## Aim of the task
Set out each line from the following listing that includes the word "this".

--*--

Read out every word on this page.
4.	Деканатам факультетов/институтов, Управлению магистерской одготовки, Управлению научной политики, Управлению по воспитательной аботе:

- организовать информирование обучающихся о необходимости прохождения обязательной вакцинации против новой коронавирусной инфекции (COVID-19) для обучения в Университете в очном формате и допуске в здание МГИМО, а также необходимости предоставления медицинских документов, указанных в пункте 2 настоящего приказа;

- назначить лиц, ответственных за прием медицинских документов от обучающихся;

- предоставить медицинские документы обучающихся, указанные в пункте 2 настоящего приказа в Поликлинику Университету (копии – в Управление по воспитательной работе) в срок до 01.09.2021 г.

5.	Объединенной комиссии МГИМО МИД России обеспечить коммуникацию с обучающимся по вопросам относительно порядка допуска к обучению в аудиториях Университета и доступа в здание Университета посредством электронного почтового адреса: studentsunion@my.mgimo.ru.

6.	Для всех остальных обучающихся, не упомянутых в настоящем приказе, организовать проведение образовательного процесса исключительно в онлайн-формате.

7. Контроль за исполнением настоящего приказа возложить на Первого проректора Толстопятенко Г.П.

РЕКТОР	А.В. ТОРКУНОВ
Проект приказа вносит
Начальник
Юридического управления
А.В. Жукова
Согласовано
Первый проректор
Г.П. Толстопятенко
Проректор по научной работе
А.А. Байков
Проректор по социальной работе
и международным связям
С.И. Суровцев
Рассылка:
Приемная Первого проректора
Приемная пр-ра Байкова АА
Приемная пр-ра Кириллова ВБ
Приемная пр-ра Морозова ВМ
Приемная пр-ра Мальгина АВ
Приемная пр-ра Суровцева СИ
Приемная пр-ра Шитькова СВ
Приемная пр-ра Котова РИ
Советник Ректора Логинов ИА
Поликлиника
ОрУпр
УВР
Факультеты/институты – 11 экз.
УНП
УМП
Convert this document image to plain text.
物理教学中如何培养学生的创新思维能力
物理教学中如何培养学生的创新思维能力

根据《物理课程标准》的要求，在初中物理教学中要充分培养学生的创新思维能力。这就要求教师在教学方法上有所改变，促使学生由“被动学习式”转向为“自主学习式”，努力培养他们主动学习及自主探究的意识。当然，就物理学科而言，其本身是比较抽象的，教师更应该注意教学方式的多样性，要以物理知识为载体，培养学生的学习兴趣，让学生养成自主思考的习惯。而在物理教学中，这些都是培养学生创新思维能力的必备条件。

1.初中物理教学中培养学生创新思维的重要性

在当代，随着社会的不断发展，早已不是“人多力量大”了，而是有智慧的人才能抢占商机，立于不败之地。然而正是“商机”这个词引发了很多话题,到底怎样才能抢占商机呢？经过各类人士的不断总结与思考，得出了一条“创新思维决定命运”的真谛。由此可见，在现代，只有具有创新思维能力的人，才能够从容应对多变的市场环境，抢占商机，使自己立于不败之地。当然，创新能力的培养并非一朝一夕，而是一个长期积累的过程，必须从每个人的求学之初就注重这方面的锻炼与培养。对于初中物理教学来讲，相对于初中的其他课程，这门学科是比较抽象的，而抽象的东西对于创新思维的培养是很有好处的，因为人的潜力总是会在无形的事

--*--

## Complete answer
Read out every word on this page.
Convert this document image to plain text.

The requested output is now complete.